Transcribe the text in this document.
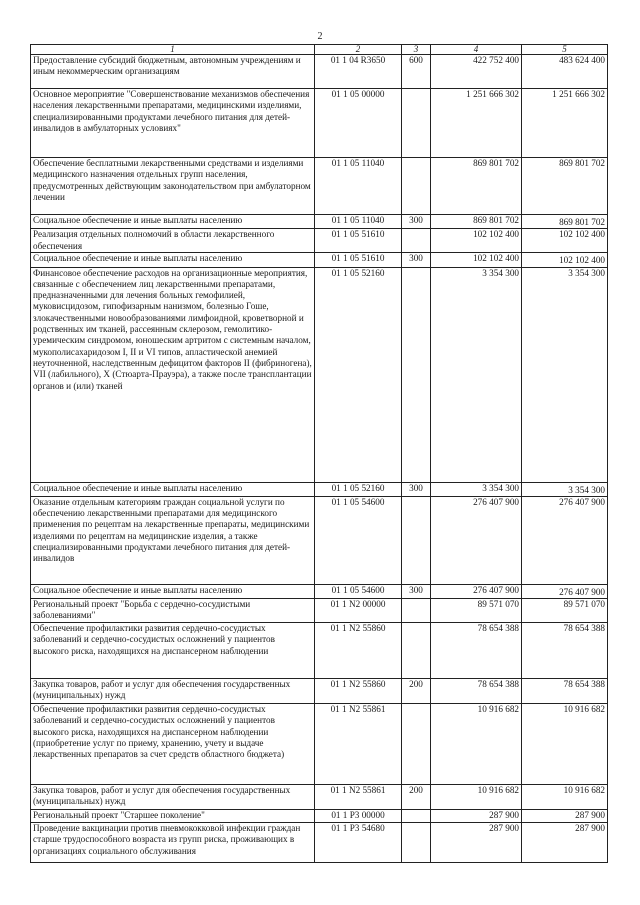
2
1	2	3	4	5
Предоставление субсидий бюджетным, автономным учреждениям и иным некоммерческим организациям	01 1 04 R3650	600	422 752 400	483 624 400
Основное мероприятие "Совершенствование механизмов обеспечения населения лекарственными препаратами, медицинскими изделиями, специализированными продуктами лечебного питания для детей-инвалидов в амбулаторных условиях"	01 1 05 00000		1 251 666 302	1 251 666 302
Обеспечение бесплатными лекарственными средствами и изделиями медицинского назначения отдельных групп населения, предусмотренных действующим законодательством при амбулаторном лечении	01 1 05 11040		869 801 702	869 801 702
Социальное обеспечение и иные выплаты населению	01 1 05 11040	300	869 801 702	869 801 702
Реализация отдельных полномочий в области лекарственного обеспечения	01 1 05 51610		102 102 400	102 102 400
Социальное обеспечение и иные выплаты населению	01 1 05 51610	300	102 102 400	102 102 400
Финансовое обеспечение расходов на организационные мероприятия, связанные с обеспечением лиц лекарственными препаратами, предназначенными для лечения больных гемофилией, муковисцидозом, гипофизарным нанизмом, болезнью Гоше, злокачественными новообразованиями лимфоидной, кроветворной и родственных им тканей, рассеянным склерозом, гемолитико-уремическим синдромом, юношеским артритом с системным началом, мукополисахаридозом I, II и VI типов, апластической анемией неуточненной, наследственным дефицитом факторов II (фибриногена), VII (лабильного), X (Стюарта-Прауэра), а также после трансплантации органов и (или) тканей	01 1 05 52160		3 354 300	3 354 300
Социальное обеспечение и иные выплаты населению	01 1 05 52160	300	3 354 300	3 354 300
Оказание отдельным категориям граждан социальной услуги по обеспечению лекарственными препаратами для медицинского применения по рецептам на лекарственные препараты, медицинскими изделиями по рецептам на медицинские изделия, а также специализированными продуктами лечебного питания для детей-инвалидов	01 1 05 54600		276 407 900	276 407 900
Социальное обеспечение и иные выплаты населению	01 1 05 54600	300	276 407 900	276 407 900
Региональный проект "Борьба с сердечно-сосудистыми заболеваниями"	01 1 N2 00000		89 571 070	89 571 070
Обеспечение профилактики развития сердечно-сосудистых заболеваний и сердечно-сосудистых осложнений у пациентов высокого риска, находящихся на диспансерном наблюдении	01 1 N2 55860		78 654 388	78 654 388
Закупка товаров, работ и услуг для обеспечения государственных (муниципальных) нужд	01 1 N2 55860	200	78 654 388	78 654 388
Обеспечение профилактики развития сердечно-сосудистых заболеваний и сердечно-сосудистых осложнений у пациентов высокого риска, находящихся на диспансерном наблюдении (приобретение услуг по приему, хранению, учету и выдаче лекарственных препаратов за счет средств областного бюджета)	01 1 N2 55861		10 916 682	10 916 682
Закупка товаров, работ и услуг для обеспечения государственных (муниципальных) нужд	01 1 N2 55861	200	10 916 682	10 916 682
Региональный проект "Старшее поколение"	01 1 P3 00000		287 900	287 900
Проведение вакцинации против пневмококковой инфекции граждан старше трудоспособного возраста из групп риска, проживающих в организациях социального обслуживания	01 1 P3 54680		287 900	287 900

_ _ _ _ _

◆ EXERCISE:
Gather up every line in the data above that contains the word "Закупка", copying each one.

◆ EXERCISE ANSWER:
Закупка товаров, работ и услуг для обеспечения государственных (муниципальных) нужд	01 1 N2 55860	200	78 654 388	78 654 388
Закупка товаров, работ и услуг для обеспечения государственных (муниципальных) нужд	01 1 N2 55861	200	10 916 682	10 916 682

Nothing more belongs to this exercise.